**WHAT TO PRODUCE:**
Repeat the rows starting at the line that contains "svg-text:Democrats: Joe Biden: Democrats: Joe" and ending at the line that contains "503, 166, 520]", both included, without changing anything.

-- START RECORDS TO USE --

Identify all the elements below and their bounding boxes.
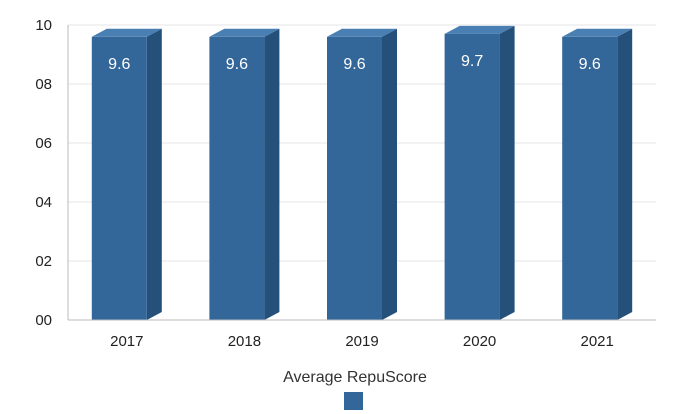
- y-tick-label: 08: [35, 76, 52, 93]
- bar-front: [209, 36, 265, 321]
- bar-side: [264, 28, 280, 321]
- data-label: 9.6: [579, 56, 601, 73]
- y-tick-label: 10: [35, 17, 52, 34]
- bar-side: [146, 28, 162, 321]
- x-tick-label: 2021: [581, 333, 614, 350]
- y-tick-label: 00: [35, 312, 52, 329]
- data-label: 9.6: [343, 56, 365, 73]
- bar-2020: 9.7: [444, 25, 515, 320]
- bars: 9.6 9.6 9.6 9.7 9.6: [91, 25, 633, 321]
- bar-side: [382, 28, 397, 321]
- x-tick-label: 2018: [228, 333, 261, 350]
- legend: Average RepuScore: [283, 369, 427, 410]
- bar-front: [91, 36, 147, 321]
- bar-top: [209, 28, 280, 37]
- y-tick-label: 06: [35, 135, 52, 152]
- data-label: 9.7: [461, 53, 483, 70]
- bar-side: [617, 28, 633, 321]
- y-tick-label: 04: [35, 194, 52, 211]
- bar-top: [444, 25, 515, 34]
- bar-2019: 9.6: [327, 28, 397, 321]
- bar-front: [562, 36, 618, 321]
- data-label: 9.6: [226, 56, 248, 73]
- legend-label: Average RepuScore: [283, 369, 427, 386]
- bar-2017: 9.6: [91, 28, 162, 321]
- bar-top: [327, 28, 397, 37]
- bar-top: [91, 28, 162, 37]
- y-tick-label: 02: [35, 253, 52, 270]
- bar-2021: 9.6: [562, 28, 633, 321]
- data-label: 9.6: [108, 56, 130, 73]
- bar-2018: 9.6: [209, 28, 280, 321]
- bar-side: [499, 25, 515, 320]
- x-tick-label: 2020: [463, 333, 496, 350]
- y-axis-ticks: 00 02 04 06 08 10: [35, 17, 52, 329]
- bar-front: [327, 36, 382, 321]
- x-tick-label: 2019: [345, 333, 378, 350]
- legend-swatch: [344, 392, 363, 410]
- bar-top: [562, 28, 633, 37]
- x-axis-ticks: 2017 2018 2019 2020 2021: [110, 333, 614, 350]
- bar-front: [444, 33, 500, 320]
- x-tick-label: 2017: [110, 333, 143, 350]
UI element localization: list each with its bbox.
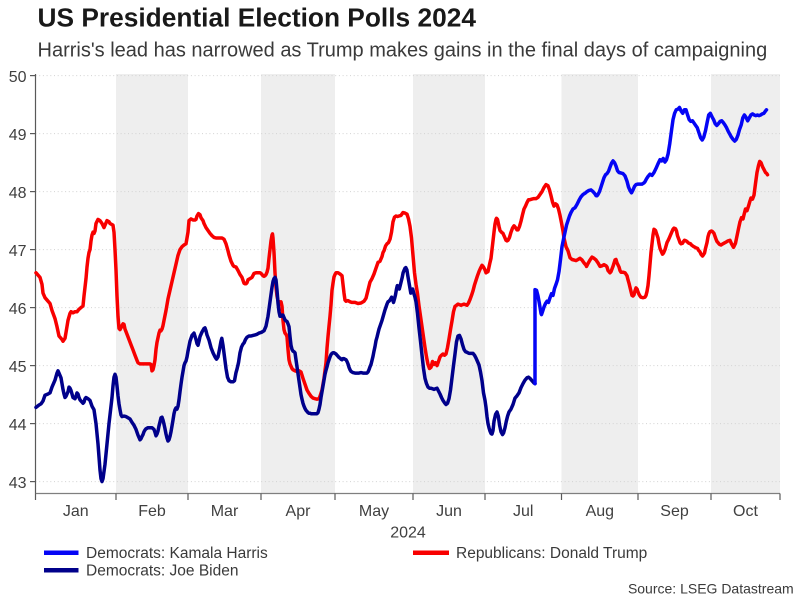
svg-text:Democrats: Joe Biden: Democrats: Joe Biden	[86, 563, 239, 580]
svg-text:Oct: Oct	[733, 503, 758, 520]
svg-text:Source: LSEG Datastream: Source: LSEG Datastream	[628, 581, 794, 597]
svg-text:Aug: Aug	[586, 503, 614, 520]
svg-text:Sep: Sep	[660, 503, 689, 520]
svg-text:47: 47	[9, 243, 27, 260]
svg-text:50: 50	[9, 69, 27, 86]
svg-text:May: May	[359, 503, 389, 520]
svg-text:Democrats: Kamala Harris: Democrats: Kamala Harris	[86, 545, 268, 562]
svg-text:45: 45	[9, 359, 27, 376]
svg-text:Feb: Feb	[138, 503, 166, 520]
svg-text:44: 44	[9, 417, 27, 434]
svg-text:46: 46	[9, 301, 27, 318]
svg-text:Apr: Apr	[286, 503, 312, 520]
svg-text:US Presidential Election Polls: US Presidential Election Polls 2024	[38, 3, 477, 33]
svg-text:43: 43	[9, 475, 27, 492]
svg-text:49: 49	[9, 127, 27, 144]
svg-text:2024: 2024	[390, 525, 426, 542]
svg-text:Jul: Jul	[513, 503, 533, 520]
svg-text:Republicans: Donald Trump: Republicans: Donald Trump	[456, 545, 647, 562]
svg-text:Jan: Jan	[63, 503, 89, 520]
svg-text:Jun: Jun	[436, 503, 462, 520]
svg-text:48: 48	[9, 185, 27, 202]
svg-text:Mar: Mar	[211, 503, 239, 520]
svg-text:Harris's lead has narrowed as: Harris's lead has narrowed as Trump make…	[38, 40, 768, 62]
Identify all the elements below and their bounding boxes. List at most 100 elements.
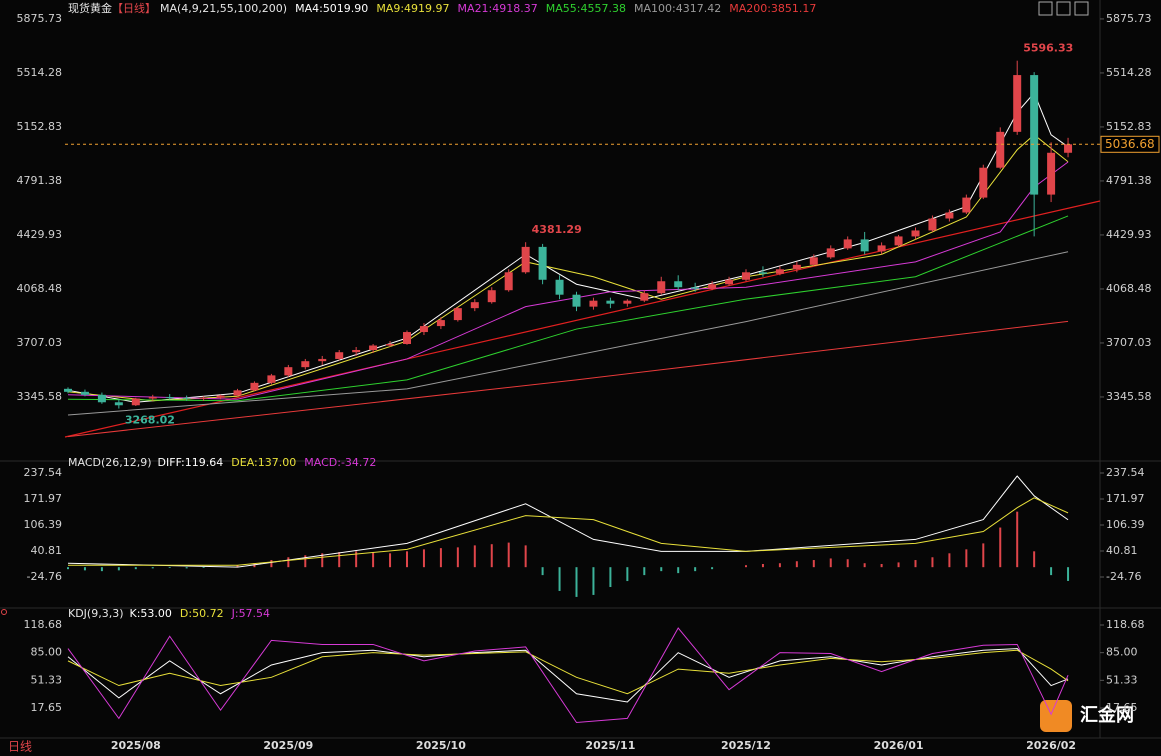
legend-text: KDJ(9,3,3) [68,607,124,620]
y-tick-label: 4429.93 [1106,228,1152,241]
candle-body [691,287,700,289]
y-tick-label: 4068.48 [17,282,63,295]
y-tick-label: 118.68 [1106,618,1145,631]
y-tick-label: 51.33 [31,673,63,686]
y-tick-label: 4791.38 [1106,174,1152,187]
candle-body [945,212,954,219]
legend-text: 现货黄金 [68,1,112,15]
indicator-line [67,648,1069,703]
candle-body [725,279,734,285]
legend-text: 4317.42 [676,2,722,15]
candle-body [504,272,513,291]
y-tick-label: 4068.48 [1106,282,1152,295]
candle-body [538,246,547,280]
candle-body [470,302,479,309]
candle-body [165,397,174,399]
candle-body [267,375,276,383]
candle-body [64,388,72,392]
y-tick-label: 40.81 [31,544,63,557]
tool-button[interactable] [1038,1,1053,16]
legend-text: MA4: [295,2,323,15]
candle-body [419,326,428,333]
y-tick-label: 3707.03 [1106,336,1152,349]
candle-body [911,230,920,237]
candle-body [877,245,886,252]
y-tick-label: 237.54 [1106,466,1145,479]
candle-body [386,344,395,346]
candle-body [843,239,852,249]
y-tick-label: 85.00 [31,646,63,659]
candle-body [284,367,293,376]
candle-body [1064,144,1073,153]
x-tick-label: 2026/02 [1026,739,1076,752]
candle-body [996,131,1005,168]
x-tick-label: 2025/12 [721,739,771,752]
candle-body [674,281,683,288]
candle-body [775,269,784,274]
candle-body [606,300,615,304]
legend-text: MACD(26,12,9) [68,456,152,469]
candle-body [962,197,971,213]
candle-body [1013,75,1022,132]
candle-body [555,279,564,295]
indicator-line [67,649,1069,695]
candle-body [809,257,818,265]
candle-body [233,390,242,396]
candle-body [826,248,835,258]
y-tick-label: 17.65 [1106,701,1138,714]
y-tick-label: 17.65 [31,701,63,714]
marker [1,609,7,615]
y-tick-label: 171.97 [24,492,63,505]
y-tick-label: 3345.58 [1106,390,1152,403]
legend-text: 5019.90 [323,2,369,15]
trend-line [64,200,1101,438]
candle-body [97,394,106,403]
y-tick-label: 4429.93 [17,228,63,241]
y-tick-label: 106.39 [1106,518,1145,531]
candle-body [131,398,140,406]
legend-text: DIFF: [158,456,185,469]
candle-body [708,284,717,289]
y-tick-label: 171.97 [1106,492,1145,505]
legend-text: 【日线】 [112,1,156,15]
y-tick-label: 85.00 [1106,646,1138,659]
candle-body [487,290,496,303]
legend-text: K: [130,607,141,620]
candle-body [318,358,327,362]
x-tick-label: 2025/08 [111,739,161,752]
candle-body [369,345,378,350]
legend-text: 57.54 [239,607,271,620]
indicator-line [67,475,1069,568]
y-tick-label: 5514.28 [17,66,63,79]
candle-body [250,382,259,391]
logo-icon [1040,700,1072,732]
period-tab[interactable]: 日线 [8,740,32,754]
price-tag [1100,135,1160,153]
tool-button[interactable] [1074,1,1089,16]
candle-body [860,239,869,252]
legend-text: MA21: [458,2,493,15]
y-tick-label: -24.76 [27,570,62,583]
legend-text: 137.00 [258,456,297,469]
candle-body [199,397,208,399]
y-tick-label: 5514.28 [1106,66,1152,79]
y-tick-label: 3707.03 [17,336,63,349]
candle-body [148,397,157,399]
y-tick-label: 106.39 [24,518,63,531]
candle-body [623,300,632,304]
candle-body [640,293,649,301]
y-tick-label: 3345.58 [17,390,63,403]
logo: 汇金网 [1080,704,1134,726]
extreme-label: 5596.33 [1023,42,1073,55]
indicator-line [67,320,1069,438]
indicator-line [68,497,1069,566]
tool-button[interactable] [1056,1,1071,16]
extreme-label: 4381.29 [532,223,582,236]
candle-body [894,236,903,246]
y-tick-label: 5875.73 [17,12,63,25]
indicator-line [67,627,1069,724]
y-tick-label: -24.76 [1106,570,1141,583]
y-tick-label: 5152.83 [1106,120,1152,133]
candle-body [80,391,89,395]
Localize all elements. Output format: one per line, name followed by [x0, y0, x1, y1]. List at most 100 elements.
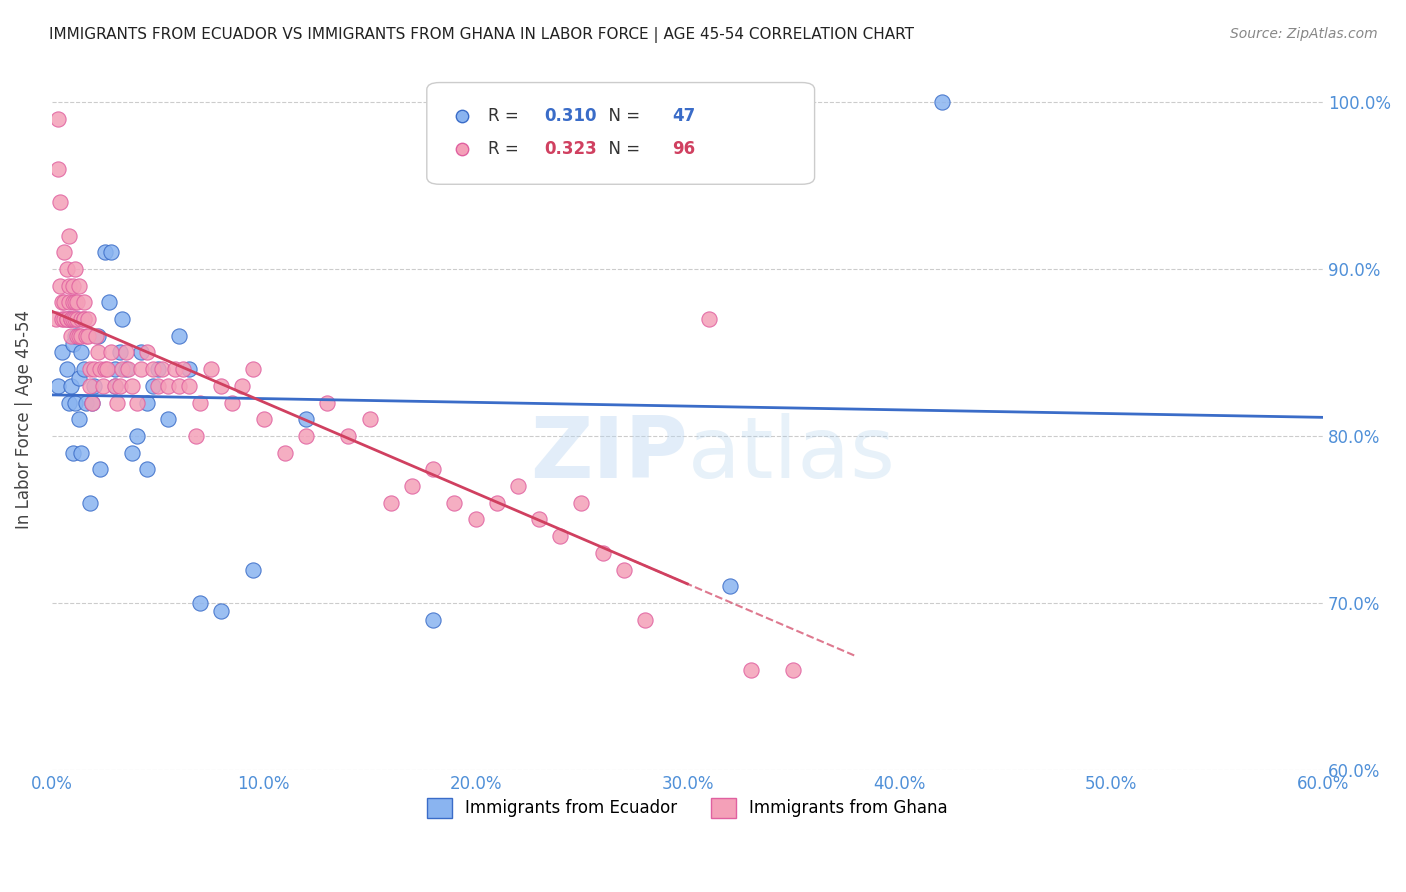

-- END RECORDS TO USE --

**TASK RESPONSE:**
svg-text:Democrats: Joe Biden: Democrats: Joe Biden	[86, 563, 239, 580]
svg-text:Oct: Oct	[733, 503, 758, 520]
svg-text:Source: LSEG Datastream: Source: LSEG Datastream	[628, 581, 794, 597]
svg-text:Aug: Aug	[586, 503, 614, 520]
svg-text:Sep: Sep	[660, 503, 689, 520]
svg-text:47: 47	[9, 243, 27, 260]
svg-text:50: 50	[9, 69, 27, 86]
svg-text:May: May	[359, 503, 389, 520]
svg-text:Democrats: Kamala Harris: Democrats: Kamala Harris	[86, 545, 268, 562]
svg-text:45: 45	[9, 359, 27, 376]
svg-text:Feb: Feb	[138, 503, 166, 520]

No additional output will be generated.